> [OBJECTIVE]: Without including any pictures, copy each entry below exactly.
┌────────
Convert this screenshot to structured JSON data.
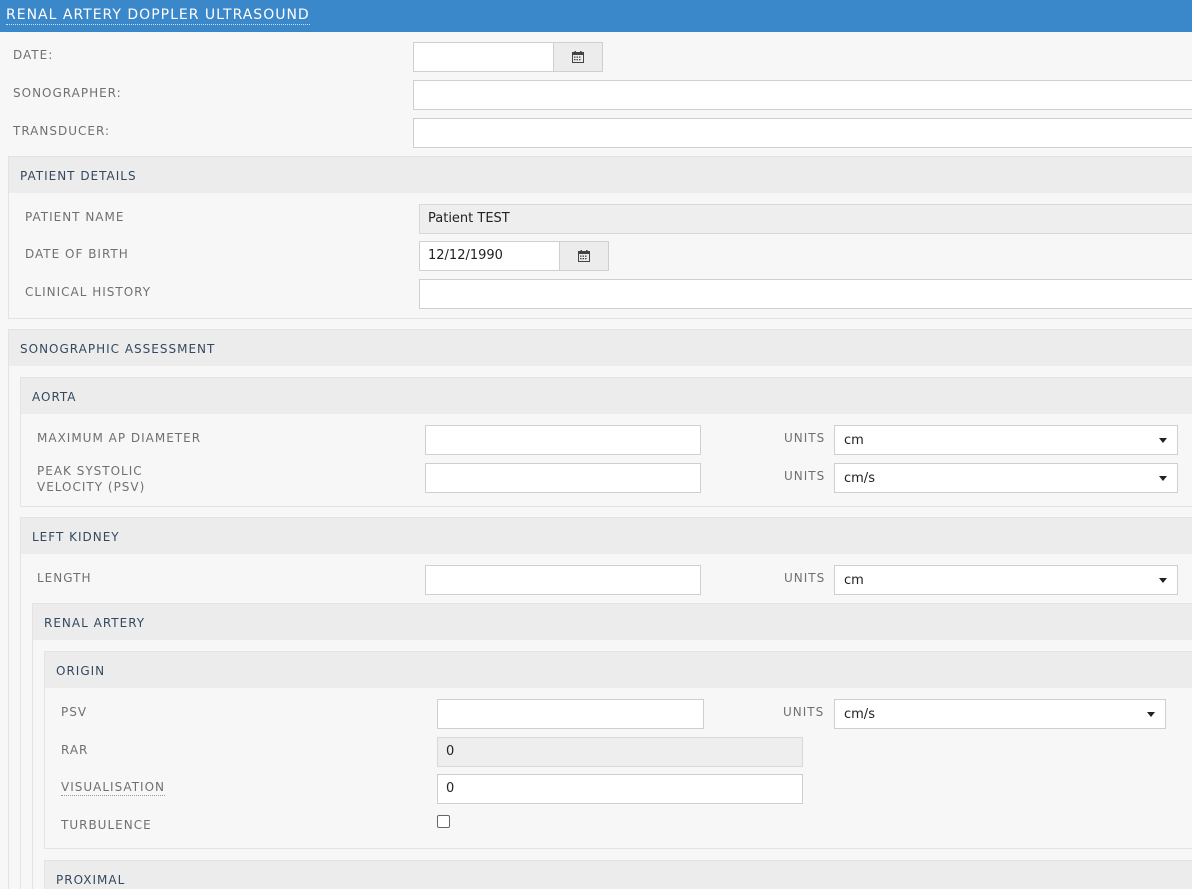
{
  "title": "RENAL ARTERY DOPPLER ULTRASOUND",
  "header_fields": {
    "date_label": "DATE:",
    "date_value": "",
    "sonographer_label": "SONOGRAPHER:",
    "sonographer_value": "",
    "transducer_label": "TRANSDUCER:",
    "transducer_value": ""
  },
  "patient_details": {
    "heading": "PATIENT DETAILS",
    "name_label": "PATIENT NAME",
    "name_value": "Patient TEST",
    "dob_label": "DATE OF BIRTH",
    "dob_value": "12/12/1990",
    "history_label": "CLINICAL HISTORY",
    "history_value": ""
  },
  "assessment": {
    "heading": "SONOGRAPHIC ASSESSMENT",
    "aorta": {
      "heading": "AORTA",
      "max_ap_label": "MAXIMUM AP DIAMETER",
      "max_ap_value": "",
      "max_ap_units_label": "UNITS",
      "max_ap_units": "cm",
      "psv_label_line1": "PEAK SYSTOLIC",
      "psv_label_line2": "VELOCITY (PSV)",
      "psv_value": "",
      "psv_units_label": "UNITS",
      "psv_units": "cm/s"
    },
    "left_kidney": {
      "heading": "LEFT KIDNEY",
      "length_label": "LENGTH",
      "length_value": "",
      "length_units_label": "UNITS",
      "length_units": "cm",
      "renal_artery": {
        "heading": "RENAL ARTERY",
        "origin": {
          "heading": "ORIGIN",
          "psv_label": "PSV",
          "psv_value": "",
          "psv_units_label": "UNITS",
          "psv_units": "cm/s",
          "rar_label": "RAR",
          "rar_value": "0",
          "visualisation_label": "VISUALISATION",
          "visualisation_value": "0",
          "turbulence_label": "TURBULENCE",
          "turbulence_checked": false
        },
        "proximal": {
          "heading": "PROXIMAL"
        }
      }
    }
  },
  "colors": {
    "title_bar": "#3a87c9",
    "section_header": "#ececec",
    "page_bg": "#f7f7f7"
  },
  "icons": {
    "calendar": "calendar-icon",
    "dropdown": "chevron-down-icon"
  }
}
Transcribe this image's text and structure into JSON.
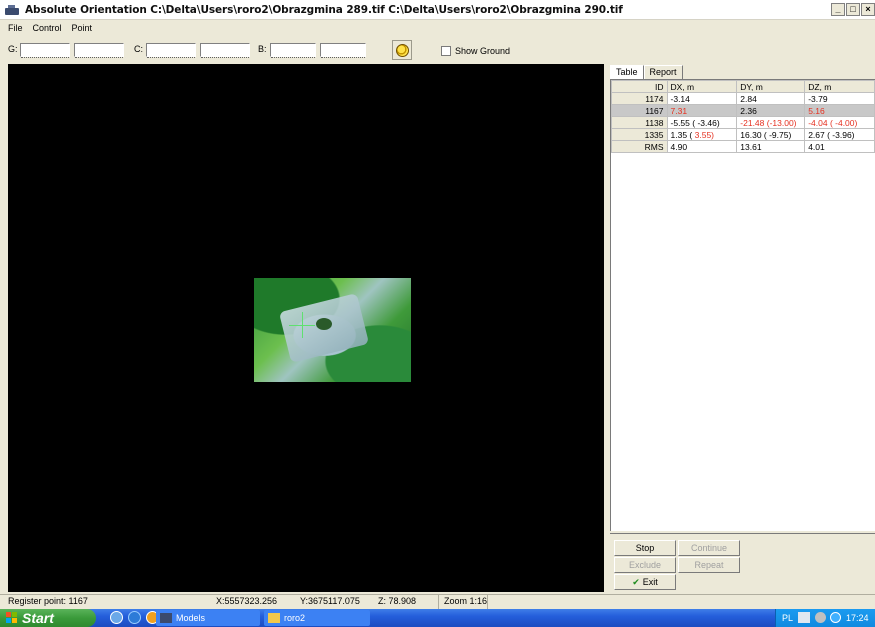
{
  "window": {
    "title": "Absolute Orientation  C:\\Delta\\Users\\roro2\\Obrazgmina 289.tif C:\\Delta\\Users\\roro2\\Obrazgmina 290.tif",
    "minimize": "_",
    "maximize": "□",
    "close": "×"
  },
  "menu": [
    "File",
    "Control",
    "Point"
  ],
  "toolbar": {
    "g_label": "G:",
    "c_label": "C:",
    "b_label": "B:",
    "show_ground": "Show Ground",
    "show_ground_checked": false
  },
  "tabs": [
    "Table",
    "Report"
  ],
  "table": {
    "headers": [
      "ID",
      "DX, m",
      "DY, m",
      "DZ, m"
    ],
    "rows": [
      {
        "id": "1174",
        "dx": "-3.14",
        "dy": "2.84",
        "dz": "-3.79"
      },
      {
        "id": "1167",
        "dx": "7.31",
        "dy": "2.36",
        "dz": "5.16"
      },
      {
        "id": "1138",
        "dx": "-5.55  ( -3.46)",
        "dy": "-21.48 (-13.00)",
        "dz": "-4.04  ( -4.00)"
      },
      {
        "id": "1335",
        "dx_a": "1.35  (",
        "dx_b": "3.55)",
        "dy": "16.30  ( -9.75)",
        "dz": "2.67  ( -3.96)"
      },
      {
        "id": "RMS",
        "dx": "4.90",
        "dy": "13.61",
        "dz": "4.01"
      }
    ]
  },
  "buttons": {
    "stop": "Stop",
    "continue": "Continue",
    "exclude": "Exclude",
    "repeat": "Repeat",
    "exit": "Exit"
  },
  "status": {
    "message": "Register point: 1167",
    "x": "X:5557323.256",
    "y": "Y:3675117.075",
    "z": "Z:    78.908",
    "zoom": "Zoom 1:16"
  },
  "taskbar": {
    "start": "Start",
    "items": [
      "Models",
      "roro2"
    ],
    "lang": "PL",
    "time": "17:24"
  },
  "colors": {
    "viewport": "#000000",
    "red_value": "#e53020",
    "taskbar": "#245edb",
    "start": "#3a9a3a"
  }
}
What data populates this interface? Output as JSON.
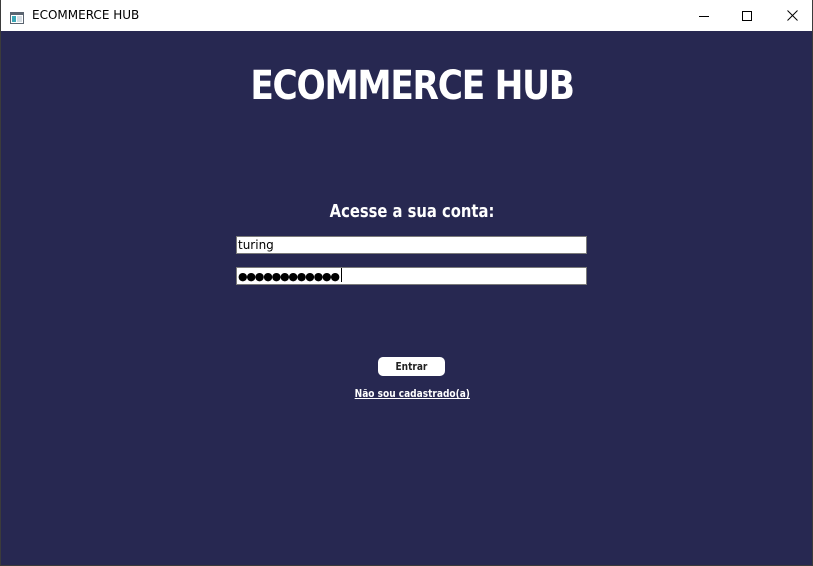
{
  "window": {
    "title": "ECOMMERCE HUB",
    "icon": "app-window-icon",
    "controls": [
      "minimize-icon",
      "maximize-icon",
      "close-icon"
    ]
  },
  "colors": {
    "background": "#272851",
    "text": "#ffffff",
    "field_background": "#ffffff"
  },
  "login": {
    "heading": "ECOMMERCE HUB",
    "subheading": "Acesse a sua conta:",
    "username_value": "turing",
    "password_mask": "●●●●●●●●●●●●",
    "submit_label": "Entrar",
    "register_link": "Não sou cadastrado(a)"
  }
}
└────────
> [TASK SOLUTION]:
Convert this screenshot to structured JSON data.
{
  "title": "RENAL ARTERY DOPPLER ULTRASOUND",
  "header_fields": {
    "date_label": "DATE:",
    "date_value": "",
    "sonographer_label": "SONOGRAPHER:",
    "sonographer_value": "",
    "transducer_label": "TRANSDUCER:",
    "transducer_value": ""
  },
  "patient_details": {
    "heading": "PATIENT DETAILS",
    "name_label": "PATIENT NAME",
    "name_value": "Patient TEST",
    "dob_label": "DATE OF BIRTH",
    "dob_value": "12/12/1990",
    "history_label": "CLINICAL HISTORY",
    "history_value": ""
  },
  "assessment": {
    "heading": "SONOGRAPHIC ASSESSMENT",
    "aorta": {
      "heading": "AORTA",
      "max_ap_label": "MAXIMUM AP DIAMETER",
      "max_ap_value": "",
      "max_ap_units_label": "UNITS",
      "max_ap_units": "cm",
      "psv_label_line1": "PEAK SYSTOLIC",
      "psv_label_line2": "VELOCITY (PSV)",
      "psv_value": "",
      "psv_units_label": "UNITS",
      "psv_units": "cm/s"
    },
    "left_kidney": {
      "heading": "LEFT KIDNEY",
      "length_label": "LENGTH",
      "length_value": "",
      "length_units_label": "UNITS",
      "length_units": "cm",
      "renal_artery": {
        "heading": "RENAL ARTERY",
        "origin": {
          "heading": "ORIGIN",
          "psv_label": "PSV",
          "psv_value": "",
          "psv_units_label": "UNITS",
          "psv_units": "cm/s",
          "rar_label": "RAR",
          "rar_value": "0",
          "visualisation_label": "VISUALISATION",
          "visualisation_value": "0",
          "turbulence_label": "TURBULENCE",
          "turbulence_checked": false
        },
        "proximal": {
          "heading": "PROXIMAL"
        }
      }
    }
  },
  "colors": {
    "title_bar": "#3a87c9",
    "section_header": "#ececec",
    "page_bg": "#f7f7f7"
  },
  "icons": {
    "calendar": "calendar-icon",
    "dropdown": "chevron-down-icon"
  }
}
Transcribe this image's text and structure into JSON.
{
  "window": {
    "title": "Absolute Orientation  C:\\Delta\\Users\\roro2\\Obrazgmina 289.tif C:\\Delta\\Users\\roro2\\Obrazgmina 290.tif",
    "minimize": "_",
    "maximize": "□",
    "close": "×"
  },
  "menu": [
    "File",
    "Control",
    "Point"
  ],
  "toolbar": {
    "g_label": "G:",
    "c_label": "C:",
    "b_label": "B:",
    "show_ground": "Show Ground",
    "show_ground_checked": false
  },
  "tabs": [
    "Table",
    "Report"
  ],
  "table": {
    "headers": [
      "ID",
      "DX, m",
      "DY, m",
      "DZ, m"
    ],
    "rows": [
      {
        "id": "1174",
        "dx": "-3.14",
        "dy": "2.84",
        "dz": "-3.79"
      },
      {
        "id": "1167",
        "dx": "7.31",
        "dy": "2.36",
        "dz": "5.16"
      },
      {
        "id": "1138",
        "dx": "-5.55  ( -3.46)",
        "dy": "-21.48 (-13.00)",
        "dz": "-4.04  ( -4.00)"
      },
      {
        "id": "1335",
        "dx_a": "1.35  (",
        "dx_b": "3.55)",
        "dy": "16.30  ( -9.75)",
        "dz": "2.67  ( -3.96)"
      },
      {
        "id": "RMS",
        "dx": "4.90",
        "dy": "13.61",
        "dz": "4.01"
      }
    ]
  },
  "buttons": {
    "stop": "Stop",
    "continue": "Continue",
    "exclude": "Exclude",
    "repeat": "Repeat",
    "exit": "Exit"
  },
  "status": {
    "message": "Register point: 1167",
    "x": "X:5557323.256",
    "y": "Y:3675117.075",
    "z": "Z:    78.908",
    "zoom": "Zoom 1:16"
  },
  "taskbar": {
    "start": "Start",
    "items": [
      "Models",
      "roro2"
    ],
    "lang": "PL",
    "time": "17:24"
  },
  "colors": {
    "viewport": "#000000",
    "red_value": "#e53020",
    "taskbar": "#245edb",
    "start": "#3a9a3a"
  }
}
What data populates this interface? Output as JSON.
{
  "window": {
    "title": "ECOMMERCE HUB",
    "icon": "app-window-icon",
    "controls": [
      "minimize-icon",
      "maximize-icon",
      "close-icon"
    ]
  },
  "colors": {
    "background": "#272851",
    "text": "#ffffff",
    "field_background": "#ffffff"
  },
  "login": {
    "heading": "ECOMMERCE HUB",
    "subheading": "Acesse a sua conta:",
    "username_value": "turing",
    "password_mask": "●●●●●●●●●●●●",
    "submit_label": "Entrar",
    "register_link": "Não sou cadastrado(a)"
  }
}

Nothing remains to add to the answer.